• _INPUT RECORDS_
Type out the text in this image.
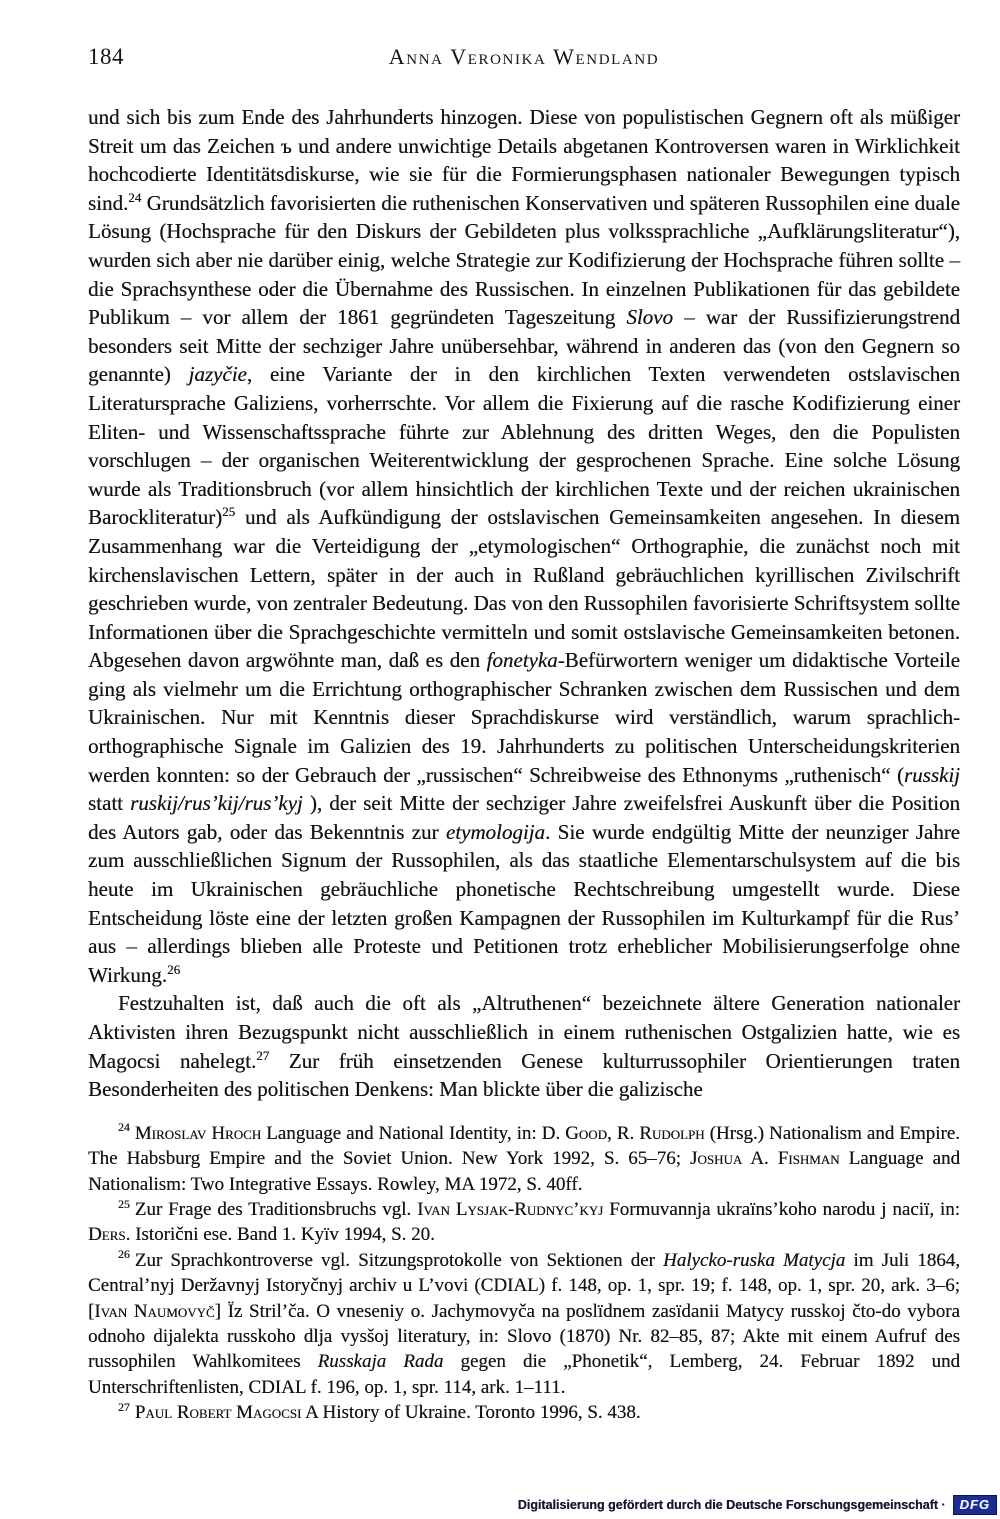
184	Anna Veronika Wendland

und sich bis zum Ende des Jahrhunderts hinzogen. Diese von populistischen Gegnern oft als müßiger Streit um das Zeichen ъ und andere unwichtige Details abgetanen Kontroversen waren in Wirklichkeit hochcodierte Identitätsdiskurse, wie sie für die Formierungsphasen nationaler Bewegungen typisch sind.$^{24}$ Grundsätzlich favorisierten die ruthenischen Konservativen und späteren Russophilen eine duale Lösung (Hochsprache für den Diskurs der Gebildeten plus volkssprachliche „Aufklärungsliteratur“), wurden sich aber nie darüber einig, welche Strategie zur Kodifizierung der Hochsprache führen sollte – die Sprachsynthese oder die Übernahme des Russischen. In einzelnen Publikationen für das gebildete Publikum – vor allem der 1861 gegründeten Tageszeitung Slovo – war der Russifizierungstrend besonders seit Mitte der sechziger Jahre unübersehbar, während in anderen das (von den Gegnern so genannte) jazyčie, eine Variante der in den kirchlichen Texten verwendeten ostslavischen Literatursprache Galiziens, vorherrschte. Vor allem die Fixierung auf die rasche Kodifizierung einer Eliten- und Wissenschaftssprache führte zur Ablehnung des dritten Weges, den die Populisten vorschlugen – der organischen Weiterentwicklung der gesprochenen Sprache. Eine solche Lösung wurde als Traditionsbruch (vor allem hinsichtlich der kirchlichen Texte und der reichen ukrainischen Barockliteratur)$^{25}$ und als Aufkündigung der ostslavischen Gemeinsamkeiten angesehen. In diesem Zusammenhang war die Verteidigung der „etymologischen“ Orthographie, die zunächst noch mit kirchenslavischen Lettern, später in der auch in Rußland gebräuchlichen kyrillischen Zivilschrift geschrieben wurde, von zentraler Bedeutung. Das von den Russophilen favorisierte Schriftsystem sollte Informationen über die Sprachgeschichte vermitteln und somit ostslavische Gemeinsamkeiten betonen. Abgesehen davon argwöhnte man, daß es den fonetyka-Befürwortern weniger um didaktische Vorteile ging als vielmehr um die Errichtung orthographischer Schranken zwischen dem Russischen und dem Ukrainischen. Nur mit Kenntnis dieser Sprachdiskurse wird verständlich, warum sprachlich-orthographische Signale im Galizien des 19. Jahrhunderts zu politischen Unterscheidungskriterien werden konnten: so der Gebrauch der „russischen“ Schreibweise des Ethnonyms „ruthenisch“ (russkij statt ruskij/rus’kij/rus’kyj ), der seit Mitte der sechziger Jahre zweifelsfrei Auskunft über die Position des Autors gab, oder das Bekenntnis zur etymologija. Sie wurde endgültig Mitte der neunziger Jahre zum ausschließlichen Signum der Russophilen, als das staatliche Elementarschulsystem auf die bis heute im Ukrainischen gebräuchliche phonetische Rechtschreibung umgestellt wurde. Diese Entscheidung löste eine der letzten großen Kampagnen der Russophilen im Kulturkampf für die Rus’ aus – allerdings blieben alle Proteste und Petitionen trotz erheblicher Mobilisierungserfolge ohne Wirkung.$^{26}$

Festzuhalten ist, daß auch die oft als „Altruthenen“ bezeichnete ältere Generation nationaler Aktivisten ihren Bezugspunkt nicht ausschließlich in einem ruthenischen Ostgalizien hatte, wie es Magocsi nahelegt.$^{27}$ Zur früh einsetzenden Genese kulturrussophiler Orientierungen traten Besonderheiten des politischen Denkens: Man blickte über die galizische

$^{24}$ Miroslav Hroch Language and National Identity, in: D. Good, R. Rudolph (Hrsg.) Nationalism and Empire. The Habsburg Empire and the Soviet Union. New York 1992, S. 65–76; Joshua A. Fishman Language and Nationalism: Two Integrative Essays. Rowley, MA 1972, S. 40ff.

$^{25}$ Zur Frage des Traditionsbruchs vgl. Ivan Lysjak-Rudnyc’kyj Formuvannja ukraïns’koho narodu j naciï, in: Ders. Istorični ese. Band 1. Kyïv 1994, S. 20.

$^{26}$ Zur Sprachkontroverse vgl. Sitzungsprotokolle von Sektionen der Halycko-ruska Matycja im Juli 1864, Central’nyj Deržavnyj Istoryčnyj archiv u L’vovi (CDIAL) f. 148, op. 1, spr. 19; f. 148, op. 1, spr. 20, ark. 3–6; [Ivan Naumovyč] Ïz Stril’ča. O vneseniy o. Jachymovyča na poslïdnem zasïdanii Matycy russkoj čto-do vybora odnoho dijalekta russkoho dlja vysšoj literatury, in: Slovo (1870) Nr. 82–85, 87; Akte mit einem Aufruf des russophilen Wahlkomitees Russkaja Rada gegen die „Phonetik“, Lemberg, 24. Februar 1892 und Unterschriftenlisten, CDIAL f. 196, op. 1, spr. 114, ark. 1–111.

$^{27}$ Paul Robert Magocsi A History of Ukraine. Toronto 1996, S. 438.

Digitalisierung gefördert durch die Deutsche Forschungsgemeinschaft ·	DFG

• _TASK_
Repeat the material exactly and drop each image.

• _REPLY_
Type out the text in this image.
184	Anna Veronika Wendland

und sich bis zum Ende des Jahrhunderts hinzogen. Diese von populistischen Gegnern oft als müßiger Streit um das Zeichen ъ und andere unwichtige Details abgetanen Kontroversen waren in Wirklichkeit hochcodierte Identitätsdiskurse, wie sie für die Formierungsphasen nationaler Bewegungen typisch sind.$^{24}$ Grundsätzlich favorisierten die ruthenischen Konservativen und späteren Russophilen eine duale Lösung (Hochsprache für den Diskurs der Gebildeten plus volkssprachliche „Aufklärungsliteratur“), wurden sich aber nie darüber einig, welche Strategie zur Kodifizierung der Hochsprache führen sollte – die Sprachsynthese oder die Übernahme des Russischen. In einzelnen Publikationen für das gebildete Publikum – vor allem der 1861 gegründeten Tageszeitung Slovo – war der Russifizierungstrend besonders seit Mitte der sechziger Jahre unübersehbar, während in anderen das (von den Gegnern so genannte) jazyčie, eine Variante der in den kirchlichen Texten verwendeten ostslavischen Literatursprache Galiziens, vorherrschte. Vor allem die Fixierung auf die rasche Kodifizierung einer Eliten- und Wissenschaftssprache führte zur Ablehnung des dritten Weges, den die Populisten vorschlugen – der organischen Weiterentwicklung der gesprochenen Sprache. Eine solche Lösung wurde als Traditionsbruch (vor allem hinsichtlich der kirchlichen Texte und der reichen ukrainischen Barockliteratur)$^{25}$ und als Aufkündigung der ostslavischen Gemeinsamkeiten angesehen. In diesem Zusammenhang war die Verteidigung der „etymologischen“ Orthographie, die zunächst noch mit kirchenslavischen Lettern, später in der auch in Rußland gebräuchlichen kyrillischen Zivilschrift geschrieben wurde, von zentraler Bedeutung. Das von den Russophilen favorisierte Schriftsystem sollte Informationen über die Sprachgeschichte vermitteln und somit ostslavische Gemeinsamkeiten betonen. Abgesehen davon argwöhnte man, daß es den fonetyka-Befürwortern weniger um didaktische Vorteile ging als vielmehr um die Errichtung orthographischer Schranken zwischen dem Russischen und dem Ukrainischen. Nur mit Kenntnis dieser Sprachdiskurse wird verständlich, warum sprachlich-orthographische Signale im Galizien des 19. Jahrhunderts zu politischen Unterscheidungskriterien werden konnten: so der Gebrauch der „russischen“ Schreibweise des Ethnonyms „ruthenisch“ (russkij statt ruskij/rus’kij/rus’kyj ), der seit Mitte der sechziger Jahre zweifelsfrei Auskunft über die Position des Autors gab, oder das Bekenntnis zur etymologija. Sie wurde endgültig Mitte der neunziger Jahre zum ausschließlichen Signum der Russophilen, als das staatliche Elementarschulsystem auf die bis heute im Ukrainischen gebräuchliche phonetische Rechtschreibung umgestellt wurde. Diese Entscheidung löste eine der letzten großen Kampagnen der Russophilen im Kulturkampf für die Rus’ aus – allerdings blieben alle Proteste und Petitionen trotz erheblicher Mobilisierungserfolge ohne Wirkung.$^{26}$

Festzuhalten ist, daß auch die oft als „Altruthenen“ bezeichnete ältere Generation nationaler Aktivisten ihren Bezugspunkt nicht ausschließlich in einem ruthenischen Ostgalizien hatte, wie es Magocsi nahelegt.$^{27}$ Zur früh einsetzenden Genese kulturrussophiler Orientierungen traten Besonderheiten des politischen Denkens: Man blickte über die galizische

$^{24}$ Miroslav Hroch Language and National Identity, in: D. Good, R. Rudolph (Hrsg.) Nationalism and Empire. The Habsburg Empire and the Soviet Union. New York 1992, S. 65–76; Joshua A. Fishman Language and Nationalism: Two Integrative Essays. Rowley, MA 1972, S. 40ff.

$^{25}$ Zur Frage des Traditionsbruchs vgl. Ivan Lysjak-Rudnyc’kyj Formuvannja ukraïns’koho narodu j naciï, in: Ders. Istorični ese. Band 1. Kyïv 1994, S. 20.

$^{26}$ Zur Sprachkontroverse vgl. Sitzungsprotokolle von Sektionen der Halycko-ruska Matycja im Juli 1864, Central’nyj Deržavnyj Istoryčnyj archiv u L’vovi (CDIAL) f. 148, op. 1, spr. 19; f. 148, op. 1, spr. 20, ark. 3–6; [Ivan Naumovyč] Ïz Stril’ča. O vneseniy o. Jachymovyča na poslïdnem zasïdanii Matycy russkoj čto-do vybora odnoho dijalekta russkoho dlja vysšoj literatury, in: Slovo (1870) Nr. 82–85, 87; Akte mit einem Aufruf des russophilen Wahlkomitees Russkaja Rada gegen die „Phonetik“, Lemberg, 24. Februar 1892 und Unterschriftenlisten, CDIAL f. 196, op. 1, spr. 114, ark. 1–111.

$^{27}$ Paul Robert Magocsi A History of Ukraine. Toronto 1996, S. 438.

Digitalisierung gefördert durch die Deutsche Forschungsgemeinschaft ·	DFG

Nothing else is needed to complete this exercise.